[Exercise]: Omitting all images, set down every line below exactly as it appears.

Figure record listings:
···

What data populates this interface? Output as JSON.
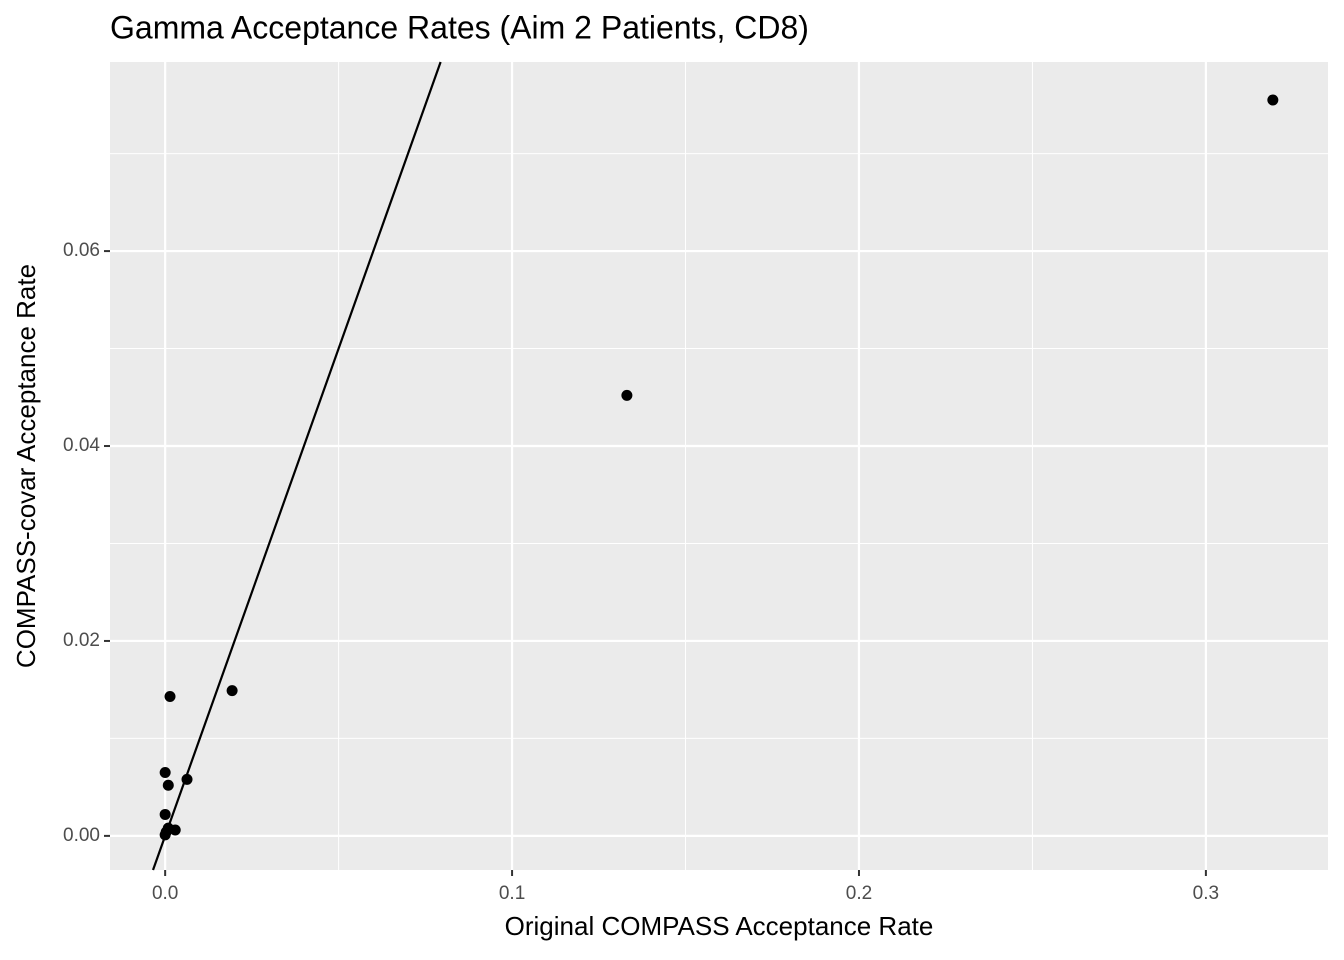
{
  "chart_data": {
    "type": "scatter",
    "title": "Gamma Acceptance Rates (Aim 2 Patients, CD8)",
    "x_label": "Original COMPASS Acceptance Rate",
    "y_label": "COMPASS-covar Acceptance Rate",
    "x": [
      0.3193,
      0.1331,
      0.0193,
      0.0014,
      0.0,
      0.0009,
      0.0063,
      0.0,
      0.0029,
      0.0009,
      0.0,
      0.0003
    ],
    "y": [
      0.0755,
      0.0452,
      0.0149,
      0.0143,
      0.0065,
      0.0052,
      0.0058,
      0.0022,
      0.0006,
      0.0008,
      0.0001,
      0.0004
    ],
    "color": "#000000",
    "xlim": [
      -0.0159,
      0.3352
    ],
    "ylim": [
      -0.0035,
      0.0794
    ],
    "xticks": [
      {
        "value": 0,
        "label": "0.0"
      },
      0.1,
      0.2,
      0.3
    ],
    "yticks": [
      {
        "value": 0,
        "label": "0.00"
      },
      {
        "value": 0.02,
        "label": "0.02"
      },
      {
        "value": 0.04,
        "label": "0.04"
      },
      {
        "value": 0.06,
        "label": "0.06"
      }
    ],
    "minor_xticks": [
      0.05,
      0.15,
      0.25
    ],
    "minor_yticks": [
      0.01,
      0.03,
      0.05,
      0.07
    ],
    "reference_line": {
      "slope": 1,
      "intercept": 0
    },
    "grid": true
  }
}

···

[Solution to this task]:
What data populates this interface? Output as JSON.
{
  "chart_data": {
    "type": "scatter",
    "title": "Gamma Acceptance Rates (Aim 2 Patients, CD8)",
    "x_label": "Original COMPASS Acceptance Rate",
    "y_label": "COMPASS-covar Acceptance Rate",
    "x": [
      0.3193,
      0.1331,
      0.0193,
      0.0014,
      0.0,
      0.0009,
      0.0063,
      0.0,
      0.0029,
      0.0009,
      0.0,
      0.0003
    ],
    "y": [
      0.0755,
      0.0452,
      0.0149,
      0.0143,
      0.0065,
      0.0052,
      0.0058,
      0.0022,
      0.0006,
      0.0008,
      0.0001,
      0.0004
    ],
    "color": "#000000",
    "xlim": [
      -0.0159,
      0.3352
    ],
    "ylim": [
      -0.0035,
      0.0794
    ],
    "xticks": [
      {
        "value": 0,
        "label": "0.0"
      },
      0.1,
      0.2,
      0.3
    ],
    "yticks": [
      {
        "value": 0,
        "label": "0.00"
      },
      {
        "value": 0.02,
        "label": "0.02"
      },
      {
        "value": 0.04,
        "label": "0.04"
      },
      {
        "value": 0.06,
        "label": "0.06"
      }
    ],
    "minor_xticks": [
      0.05,
      0.15,
      0.25
    ],
    "minor_yticks": [
      0.01,
      0.03,
      0.05,
      0.07
    ],
    "reference_line": {
      "slope": 1,
      "intercept": 0
    },
    "grid": true
  }
}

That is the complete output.